Task goal
Where the word "title" occurs in a line, return that line.

(Excerpt from a dataset)
START
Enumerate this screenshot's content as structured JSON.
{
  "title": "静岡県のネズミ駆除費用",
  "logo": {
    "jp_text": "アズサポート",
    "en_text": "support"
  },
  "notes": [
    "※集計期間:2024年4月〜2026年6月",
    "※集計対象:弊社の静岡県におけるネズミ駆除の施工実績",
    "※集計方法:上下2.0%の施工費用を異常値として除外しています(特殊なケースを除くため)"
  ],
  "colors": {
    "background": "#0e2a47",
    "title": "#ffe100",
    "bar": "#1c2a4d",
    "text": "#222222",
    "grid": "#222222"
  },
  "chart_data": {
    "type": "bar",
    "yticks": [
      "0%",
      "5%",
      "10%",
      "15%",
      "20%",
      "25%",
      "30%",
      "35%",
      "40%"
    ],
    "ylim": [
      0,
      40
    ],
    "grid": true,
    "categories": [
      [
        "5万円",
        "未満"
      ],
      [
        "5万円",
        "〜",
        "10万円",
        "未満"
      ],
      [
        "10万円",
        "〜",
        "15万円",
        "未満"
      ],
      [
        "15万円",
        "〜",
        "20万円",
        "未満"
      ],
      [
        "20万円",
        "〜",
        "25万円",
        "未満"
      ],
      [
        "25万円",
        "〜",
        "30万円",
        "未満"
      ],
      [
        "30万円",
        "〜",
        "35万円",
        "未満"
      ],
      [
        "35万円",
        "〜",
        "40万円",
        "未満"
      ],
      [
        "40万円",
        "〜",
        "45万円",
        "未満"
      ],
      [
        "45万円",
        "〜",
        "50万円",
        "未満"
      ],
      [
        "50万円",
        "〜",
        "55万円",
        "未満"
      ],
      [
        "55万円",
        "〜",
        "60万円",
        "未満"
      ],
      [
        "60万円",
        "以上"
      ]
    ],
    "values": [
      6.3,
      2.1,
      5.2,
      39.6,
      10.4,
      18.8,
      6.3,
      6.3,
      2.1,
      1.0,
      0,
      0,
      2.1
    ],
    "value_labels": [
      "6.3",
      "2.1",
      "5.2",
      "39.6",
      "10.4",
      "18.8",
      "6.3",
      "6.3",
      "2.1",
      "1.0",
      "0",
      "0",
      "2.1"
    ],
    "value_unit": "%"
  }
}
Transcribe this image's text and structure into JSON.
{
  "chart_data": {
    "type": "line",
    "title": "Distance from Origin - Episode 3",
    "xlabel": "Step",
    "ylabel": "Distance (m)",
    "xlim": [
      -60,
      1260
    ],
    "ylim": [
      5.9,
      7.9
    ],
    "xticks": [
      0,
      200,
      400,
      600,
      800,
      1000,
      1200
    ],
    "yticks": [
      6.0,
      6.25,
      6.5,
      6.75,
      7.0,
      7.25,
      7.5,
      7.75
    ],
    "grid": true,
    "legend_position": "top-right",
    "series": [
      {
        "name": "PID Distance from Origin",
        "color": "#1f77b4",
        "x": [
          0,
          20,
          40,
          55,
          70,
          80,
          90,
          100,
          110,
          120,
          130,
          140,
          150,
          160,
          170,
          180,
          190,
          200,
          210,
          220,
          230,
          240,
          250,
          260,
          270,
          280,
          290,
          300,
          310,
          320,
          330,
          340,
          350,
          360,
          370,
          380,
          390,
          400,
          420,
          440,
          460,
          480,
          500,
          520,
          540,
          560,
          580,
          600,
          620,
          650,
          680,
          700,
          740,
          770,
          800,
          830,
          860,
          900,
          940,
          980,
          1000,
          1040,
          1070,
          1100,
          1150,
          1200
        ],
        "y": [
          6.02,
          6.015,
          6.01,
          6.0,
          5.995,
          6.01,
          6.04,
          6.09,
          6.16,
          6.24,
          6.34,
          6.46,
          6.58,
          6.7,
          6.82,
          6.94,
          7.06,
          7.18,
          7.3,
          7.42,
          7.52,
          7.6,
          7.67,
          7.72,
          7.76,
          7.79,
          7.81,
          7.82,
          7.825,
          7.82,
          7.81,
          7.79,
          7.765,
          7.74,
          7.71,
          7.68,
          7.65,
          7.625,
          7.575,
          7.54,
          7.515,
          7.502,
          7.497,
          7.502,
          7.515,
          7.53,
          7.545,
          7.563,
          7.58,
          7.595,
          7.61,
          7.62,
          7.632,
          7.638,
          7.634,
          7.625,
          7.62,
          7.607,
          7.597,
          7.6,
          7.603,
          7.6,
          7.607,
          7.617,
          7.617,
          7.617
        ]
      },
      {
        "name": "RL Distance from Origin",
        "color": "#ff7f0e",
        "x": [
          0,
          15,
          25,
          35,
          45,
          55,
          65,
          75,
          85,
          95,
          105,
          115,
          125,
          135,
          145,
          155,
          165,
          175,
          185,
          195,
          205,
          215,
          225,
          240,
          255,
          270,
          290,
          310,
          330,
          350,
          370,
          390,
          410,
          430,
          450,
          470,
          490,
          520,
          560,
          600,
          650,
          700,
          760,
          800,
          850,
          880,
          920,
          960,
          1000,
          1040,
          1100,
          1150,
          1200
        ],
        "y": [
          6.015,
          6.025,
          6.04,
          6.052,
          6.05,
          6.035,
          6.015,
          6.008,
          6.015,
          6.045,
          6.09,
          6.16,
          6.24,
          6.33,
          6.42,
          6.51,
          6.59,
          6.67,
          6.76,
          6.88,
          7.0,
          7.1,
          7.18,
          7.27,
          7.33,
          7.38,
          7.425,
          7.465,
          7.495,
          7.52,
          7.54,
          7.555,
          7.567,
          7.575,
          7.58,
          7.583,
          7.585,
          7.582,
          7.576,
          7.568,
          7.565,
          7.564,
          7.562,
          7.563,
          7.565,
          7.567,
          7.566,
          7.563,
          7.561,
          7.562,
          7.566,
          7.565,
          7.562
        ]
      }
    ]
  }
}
END
Finished task
  "title": "静岡県のネズミ駆除費用",
    "title": "#ffe100",
    "title": "Distance from Origin - Episode 3",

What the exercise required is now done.